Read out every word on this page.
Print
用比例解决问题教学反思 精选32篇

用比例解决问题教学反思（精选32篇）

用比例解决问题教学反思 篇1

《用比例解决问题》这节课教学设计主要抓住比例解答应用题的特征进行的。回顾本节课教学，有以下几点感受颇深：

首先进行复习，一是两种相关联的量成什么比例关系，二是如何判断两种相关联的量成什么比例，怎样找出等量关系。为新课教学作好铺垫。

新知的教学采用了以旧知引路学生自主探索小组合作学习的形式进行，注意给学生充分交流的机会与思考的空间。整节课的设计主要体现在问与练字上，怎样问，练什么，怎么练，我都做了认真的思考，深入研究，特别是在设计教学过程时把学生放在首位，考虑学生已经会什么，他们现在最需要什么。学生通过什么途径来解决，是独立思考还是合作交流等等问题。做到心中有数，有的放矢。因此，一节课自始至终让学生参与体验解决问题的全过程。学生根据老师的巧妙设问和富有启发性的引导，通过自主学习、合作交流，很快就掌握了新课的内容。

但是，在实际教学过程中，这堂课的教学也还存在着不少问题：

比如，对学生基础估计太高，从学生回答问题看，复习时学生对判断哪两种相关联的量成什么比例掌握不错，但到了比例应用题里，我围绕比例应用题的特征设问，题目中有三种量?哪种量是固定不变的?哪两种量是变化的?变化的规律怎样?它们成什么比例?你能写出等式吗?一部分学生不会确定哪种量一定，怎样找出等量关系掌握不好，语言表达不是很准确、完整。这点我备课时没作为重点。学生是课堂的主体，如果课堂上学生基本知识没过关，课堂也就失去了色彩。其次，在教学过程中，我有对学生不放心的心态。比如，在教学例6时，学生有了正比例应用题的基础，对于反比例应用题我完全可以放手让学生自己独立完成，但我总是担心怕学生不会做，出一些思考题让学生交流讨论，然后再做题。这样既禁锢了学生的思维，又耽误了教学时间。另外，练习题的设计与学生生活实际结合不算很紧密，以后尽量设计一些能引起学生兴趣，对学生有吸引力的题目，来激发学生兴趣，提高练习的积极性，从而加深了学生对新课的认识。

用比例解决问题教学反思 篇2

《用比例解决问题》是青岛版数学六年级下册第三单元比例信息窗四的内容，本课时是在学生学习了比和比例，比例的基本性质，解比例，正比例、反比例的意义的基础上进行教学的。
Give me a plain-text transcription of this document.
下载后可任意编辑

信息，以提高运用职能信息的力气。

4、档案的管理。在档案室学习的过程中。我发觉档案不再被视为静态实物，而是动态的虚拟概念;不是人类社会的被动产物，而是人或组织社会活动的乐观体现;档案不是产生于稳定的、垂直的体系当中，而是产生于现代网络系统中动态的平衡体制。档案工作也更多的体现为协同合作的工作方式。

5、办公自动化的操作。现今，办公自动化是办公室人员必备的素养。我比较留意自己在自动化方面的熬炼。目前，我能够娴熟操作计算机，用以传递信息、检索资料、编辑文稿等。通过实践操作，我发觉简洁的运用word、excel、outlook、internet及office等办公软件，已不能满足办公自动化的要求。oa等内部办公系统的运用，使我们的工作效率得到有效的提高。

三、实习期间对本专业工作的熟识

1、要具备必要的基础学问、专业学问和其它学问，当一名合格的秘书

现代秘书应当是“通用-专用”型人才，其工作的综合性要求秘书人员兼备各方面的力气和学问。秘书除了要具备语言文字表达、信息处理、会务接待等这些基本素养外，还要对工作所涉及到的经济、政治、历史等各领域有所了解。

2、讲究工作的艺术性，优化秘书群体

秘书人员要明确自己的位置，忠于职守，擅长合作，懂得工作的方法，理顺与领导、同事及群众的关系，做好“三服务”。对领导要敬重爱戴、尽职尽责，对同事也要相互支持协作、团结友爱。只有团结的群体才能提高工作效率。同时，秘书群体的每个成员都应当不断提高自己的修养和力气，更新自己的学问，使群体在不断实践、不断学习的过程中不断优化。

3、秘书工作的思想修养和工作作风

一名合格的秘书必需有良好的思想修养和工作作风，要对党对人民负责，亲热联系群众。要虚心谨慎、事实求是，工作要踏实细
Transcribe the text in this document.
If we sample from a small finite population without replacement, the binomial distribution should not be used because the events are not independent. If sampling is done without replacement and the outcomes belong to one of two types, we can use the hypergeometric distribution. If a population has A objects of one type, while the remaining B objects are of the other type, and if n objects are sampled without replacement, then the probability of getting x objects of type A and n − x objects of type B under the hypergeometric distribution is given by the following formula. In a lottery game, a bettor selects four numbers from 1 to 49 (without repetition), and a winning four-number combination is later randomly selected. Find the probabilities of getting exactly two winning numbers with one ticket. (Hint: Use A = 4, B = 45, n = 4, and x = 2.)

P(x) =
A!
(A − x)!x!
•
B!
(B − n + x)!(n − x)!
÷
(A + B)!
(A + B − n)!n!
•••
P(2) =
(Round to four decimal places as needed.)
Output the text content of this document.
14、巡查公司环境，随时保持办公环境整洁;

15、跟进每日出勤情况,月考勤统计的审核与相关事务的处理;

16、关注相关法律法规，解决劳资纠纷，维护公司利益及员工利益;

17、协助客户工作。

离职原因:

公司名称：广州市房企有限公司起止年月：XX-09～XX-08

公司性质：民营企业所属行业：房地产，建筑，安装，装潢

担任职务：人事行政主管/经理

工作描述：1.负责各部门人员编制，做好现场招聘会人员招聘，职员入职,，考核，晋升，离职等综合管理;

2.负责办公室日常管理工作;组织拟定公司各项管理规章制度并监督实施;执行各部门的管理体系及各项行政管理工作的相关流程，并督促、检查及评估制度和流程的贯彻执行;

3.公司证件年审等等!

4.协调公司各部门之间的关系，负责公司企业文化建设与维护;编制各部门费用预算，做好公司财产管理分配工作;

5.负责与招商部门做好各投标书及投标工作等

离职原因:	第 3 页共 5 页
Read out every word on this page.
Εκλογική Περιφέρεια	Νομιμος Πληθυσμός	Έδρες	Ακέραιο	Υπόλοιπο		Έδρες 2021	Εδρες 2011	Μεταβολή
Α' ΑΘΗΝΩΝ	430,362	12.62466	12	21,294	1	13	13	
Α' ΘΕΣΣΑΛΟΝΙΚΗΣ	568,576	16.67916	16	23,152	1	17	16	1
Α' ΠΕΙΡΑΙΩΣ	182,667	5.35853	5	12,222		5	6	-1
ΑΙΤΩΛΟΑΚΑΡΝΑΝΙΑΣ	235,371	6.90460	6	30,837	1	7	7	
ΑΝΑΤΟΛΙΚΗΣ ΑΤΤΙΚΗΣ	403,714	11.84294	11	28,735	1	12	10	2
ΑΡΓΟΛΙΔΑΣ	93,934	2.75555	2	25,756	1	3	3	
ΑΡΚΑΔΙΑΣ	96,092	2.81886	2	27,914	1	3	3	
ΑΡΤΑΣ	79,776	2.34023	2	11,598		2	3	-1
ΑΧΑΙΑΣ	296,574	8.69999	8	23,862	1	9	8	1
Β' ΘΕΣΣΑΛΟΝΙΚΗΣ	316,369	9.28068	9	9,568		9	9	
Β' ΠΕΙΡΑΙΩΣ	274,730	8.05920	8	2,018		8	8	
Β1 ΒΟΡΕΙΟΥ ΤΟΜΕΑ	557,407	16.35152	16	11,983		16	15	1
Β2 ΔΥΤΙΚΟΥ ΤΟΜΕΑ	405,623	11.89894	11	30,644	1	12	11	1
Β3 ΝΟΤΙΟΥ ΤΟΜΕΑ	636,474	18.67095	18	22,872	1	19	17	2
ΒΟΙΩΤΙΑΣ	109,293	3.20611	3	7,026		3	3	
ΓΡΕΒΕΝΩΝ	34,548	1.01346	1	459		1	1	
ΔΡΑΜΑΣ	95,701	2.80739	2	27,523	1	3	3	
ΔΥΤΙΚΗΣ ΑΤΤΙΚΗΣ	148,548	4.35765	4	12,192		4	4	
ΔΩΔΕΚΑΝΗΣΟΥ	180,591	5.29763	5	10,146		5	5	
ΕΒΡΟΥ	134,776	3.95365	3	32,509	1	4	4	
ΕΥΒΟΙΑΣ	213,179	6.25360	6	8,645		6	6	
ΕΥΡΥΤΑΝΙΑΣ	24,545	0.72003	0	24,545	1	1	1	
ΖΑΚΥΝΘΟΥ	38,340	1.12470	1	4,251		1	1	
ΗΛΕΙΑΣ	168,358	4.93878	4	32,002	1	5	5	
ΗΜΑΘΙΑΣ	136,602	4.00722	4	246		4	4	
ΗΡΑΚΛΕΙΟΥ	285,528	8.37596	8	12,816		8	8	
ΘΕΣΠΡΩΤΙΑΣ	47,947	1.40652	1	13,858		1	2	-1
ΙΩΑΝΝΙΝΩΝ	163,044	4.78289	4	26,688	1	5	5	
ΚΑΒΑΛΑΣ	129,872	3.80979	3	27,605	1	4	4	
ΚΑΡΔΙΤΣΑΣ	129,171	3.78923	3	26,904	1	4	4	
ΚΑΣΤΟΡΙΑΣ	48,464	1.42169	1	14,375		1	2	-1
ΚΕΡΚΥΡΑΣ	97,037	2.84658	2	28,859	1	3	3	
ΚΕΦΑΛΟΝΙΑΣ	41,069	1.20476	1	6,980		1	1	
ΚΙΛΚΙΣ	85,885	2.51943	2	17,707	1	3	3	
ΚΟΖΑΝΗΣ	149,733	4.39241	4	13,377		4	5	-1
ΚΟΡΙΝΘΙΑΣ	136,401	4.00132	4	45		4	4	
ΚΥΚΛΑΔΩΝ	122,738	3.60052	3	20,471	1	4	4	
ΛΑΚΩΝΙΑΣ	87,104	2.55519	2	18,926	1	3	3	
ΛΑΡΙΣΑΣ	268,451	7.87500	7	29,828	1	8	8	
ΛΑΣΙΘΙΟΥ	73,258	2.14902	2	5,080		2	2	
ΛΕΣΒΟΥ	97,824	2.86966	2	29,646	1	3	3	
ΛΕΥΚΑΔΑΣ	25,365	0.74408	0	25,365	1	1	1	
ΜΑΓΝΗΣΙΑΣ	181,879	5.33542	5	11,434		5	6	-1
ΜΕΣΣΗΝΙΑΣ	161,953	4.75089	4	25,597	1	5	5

• • • • • • •

» **TO BE DONE**:
State how many lines of the records above contain the word "ΘΕΣΣΑΛΟΝΙΚΗΣ", giving only that number.

» **EXPECTED OUTPUT**:
2